#### To do
Write out the entire listing below exactly as it appears, minus any pictures.

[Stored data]
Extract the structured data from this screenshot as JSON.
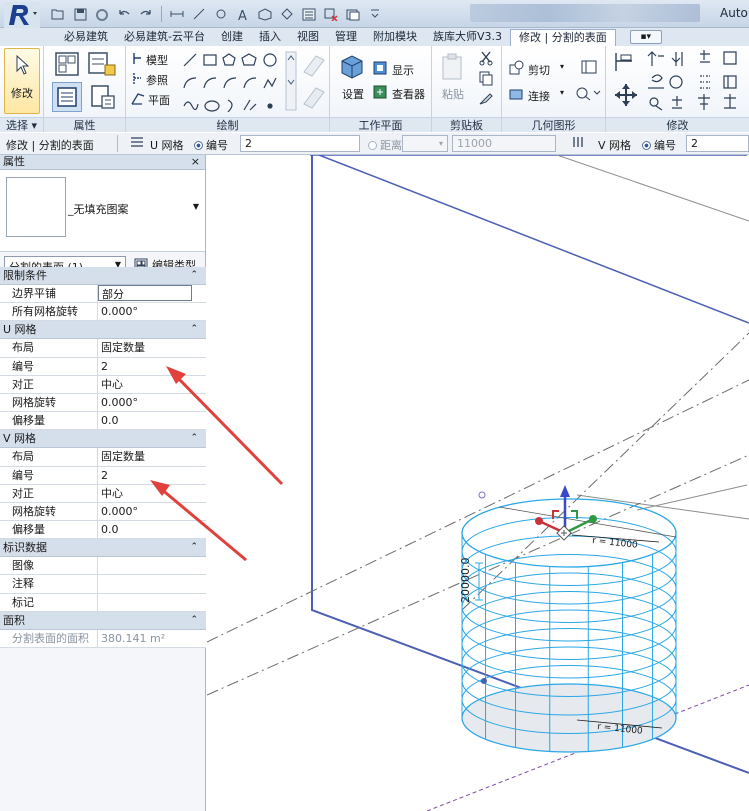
{
  "title_bar": {
    "app_title": "Auto"
  },
  "tabs": [
    {
      "label": "必易建筑"
    },
    {
      "label": "必易建筑-云平台"
    },
    {
      "label": "创建"
    },
    {
      "label": "插入"
    },
    {
      "label": "视图"
    },
    {
      "label": "管理"
    },
    {
      "label": "附加模块"
    },
    {
      "label": "族库大师V3.3"
    },
    {
      "label": "修改 | 分割的表面"
    }
  ],
  "ribbon": {
    "select_panel": {
      "button": "修改",
      "label": "选择 ▾"
    },
    "properties_panel": {
      "label": "属性"
    },
    "draw_panel": {
      "label": "绘制",
      "model": "模型",
      "reference": "参照",
      "plane": "平面"
    },
    "workplane_panel": {
      "label": "工作平面",
      "set": "设置",
      "show": "显示",
      "viewer": "查看器"
    },
    "clipboard_panel": {
      "label": "剪贴板",
      "paste": "粘贴"
    },
    "geometry_panel": {
      "label": "几何图形",
      "cut": "剪切",
      "join": "连接"
    },
    "modify_panel": {
      "label": "修改"
    }
  },
  "options_bar": {
    "context": "修改 | 分割的表面",
    "u_grid_label": "U 网格",
    "u_number_label": "编号",
    "u_number_value": "2",
    "distance_label": "距离",
    "distance_value": "11000",
    "v_grid_label": "V 网格",
    "v_number_label": "编号",
    "v_number_value": "2"
  },
  "properties": {
    "header": "属性",
    "close": "×",
    "type_name": "_无填充图案",
    "selector": "分割的表面 (1)",
    "edit_type": "编辑类型",
    "sections": [
      {
        "title": "限制条件",
        "rows": [
          {
            "name": "边界平铺",
            "value": "部分"
          },
          {
            "name": "所有网格旋转",
            "value": "0.000°"
          }
        ]
      },
      {
        "title": "U 网格",
        "rows": [
          {
            "name": "布局",
            "value": "固定数量"
          },
          {
            "name": "编号",
            "value": "2"
          },
          {
            "name": "对正",
            "value": "中心"
          },
          {
            "name": "网格旋转",
            "value": "0.000°"
          },
          {
            "name": "偏移量",
            "value": "0.0"
          }
        ]
      },
      {
        "title": "V 网格",
        "rows": [
          {
            "name": "布局",
            "value": "固定数量"
          },
          {
            "name": "编号",
            "value": "2"
          },
          {
            "name": "对正",
            "value": "中心"
          },
          {
            "name": "网格旋转",
            "value": "0.000°"
          },
          {
            "name": "偏移量",
            "value": "0.0"
          }
        ]
      },
      {
        "title": "标识数据",
        "rows": [
          {
            "name": "图像",
            "value": ""
          },
          {
            "name": "注释",
            "value": ""
          },
          {
            "name": "标记",
            "value": ""
          }
        ]
      },
      {
        "title": "面积",
        "rows": [
          {
            "name": "分割表面的面积",
            "value": "380.141 m²"
          }
        ]
      }
    ]
  },
  "viewport": {
    "height_dim": "20000.0",
    "top_dim": "r = 11000",
    "bottom_dim": "r = 11000"
  },
  "colors": {
    "accent": "#3a7fd5",
    "cylinder": "#2aa7e6",
    "arrow": "#e0413c",
    "plane": "#4b5fb5"
  }
}
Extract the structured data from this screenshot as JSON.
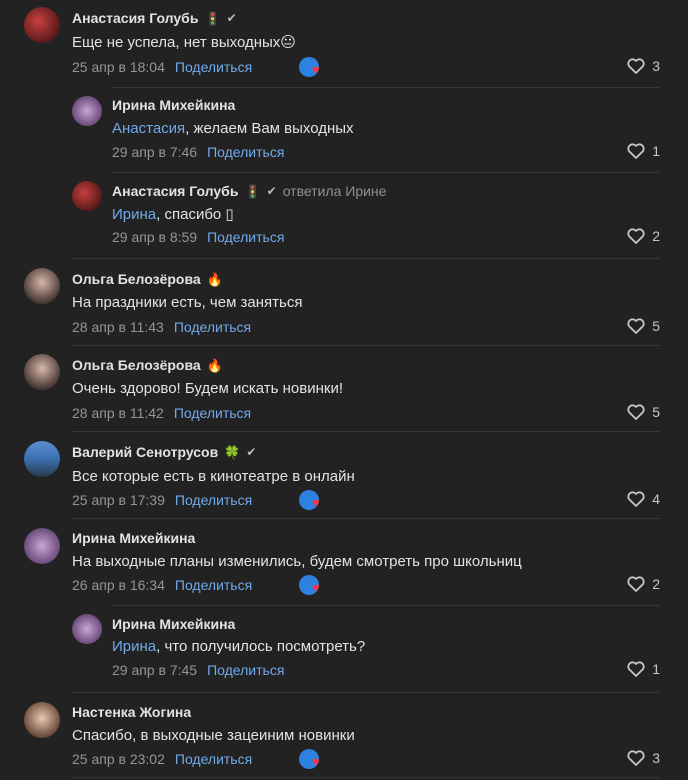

#### Finished answer
Extract the structured data from this screenshot as JSON.
{
  "title_bar": {
    "app_title": "Auto"
  },
  "tabs": [
    {
      "label": "必易建筑"
    },
    {
      "label": "必易建筑-云平台"
    },
    {
      "label": "创建"
    },
    {
      "label": "插入"
    },
    {
      "label": "视图"
    },
    {
      "label": "管理"
    },
    {
      "label": "附加模块"
    },
    {
      "label": "族库大师V3.3"
    },
    {
      "label": "修改 | 分割的表面"
    }
  ],
  "ribbon": {
    "select_panel": {
      "button": "修改",
      "label": "选择 ▾"
    },
    "properties_panel": {
      "label": "属性"
    },
    "draw_panel": {
      "label": "绘制",
      "model": "模型",
      "reference": "参照",
      "plane": "平面"
    },
    "workplane_panel": {
      "label": "工作平面",
      "set": "设置",
      "show": "显示",
      "viewer": "查看器"
    },
    "clipboard_panel": {
      "label": "剪贴板",
      "paste": "粘贴"
    },
    "geometry_panel": {
      "label": "几何图形",
      "cut": "剪切",
      "join": "连接"
    },
    "modify_panel": {
      "label": "修改"
    }
  },
  "options_bar": {
    "context": "修改 | 分割的表面",
    "u_grid_label": "U 网格",
    "u_number_label": "编号",
    "u_number_value": "2",
    "distance_label": "距离",
    "distance_value": "11000",
    "v_grid_label": "V 网格",
    "v_number_label": "编号",
    "v_number_value": "2"
  },
  "properties": {
    "header": "属性",
    "close": "×",
    "type_name": "_无填充图案",
    "selector": "分割的表面 (1)",
    "edit_type": "编辑类型",
    "sections": [
      {
        "title": "限制条件",
        "rows": [
          {
            "name": "边界平铺",
            "value": "部分"
          },
          {
            "name": "所有网格旋转",
            "value": "0.000°"
          }
        ]
      },
      {
        "title": "U 网格",
        "rows": [
          {
            "name": "布局",
            "value": "固定数量"
          },
          {
            "name": "编号",
            "value": "2"
          },
          {
            "name": "对正",
            "value": "中心"
          },
          {
            "name": "网格旋转",
            "value": "0.000°"
          },
          {
            "name": "偏移量",
            "value": "0.0"
          }
        ]
      },
      {
        "title": "V 网格",
        "rows": [
          {
            "name": "布局",
            "value": "固定数量"
          },
          {
            "name": "编号",
            "value": "2"
          },
          {
            "name": "对正",
            "value": "中心"
          },
          {
            "name": "网格旋转",
            "value": "0.000°"
          },
          {
            "name": "偏移量",
            "value": "0.0"
          }
        ]
      },
      {
        "title": "标识数据",
        "rows": [
          {
            "name": "图像",
            "value": ""
          },
          {
            "name": "注释",
            "value": ""
          },
          {
            "name": "标记",
            "value": ""
          }
        ]
      },
      {
        "title": "面积",
        "rows": [
          {
            "name": "分割表面的面积",
            "value": "380.141 m²"
          }
        ]
      }
    ]
  },
  "viewport": {
    "height_dim": "20000.0",
    "top_dim": "r = 11000",
    "bottom_dim": "r = 11000"
  },
  "colors": {
    "accent": "#3a7fd5",
    "cylinder": "#2aa7e6",
    "arrow": "#e0413c",
    "plane": "#4b5fb5"
  }
}
Extract the structured data from this screenshot as JSON.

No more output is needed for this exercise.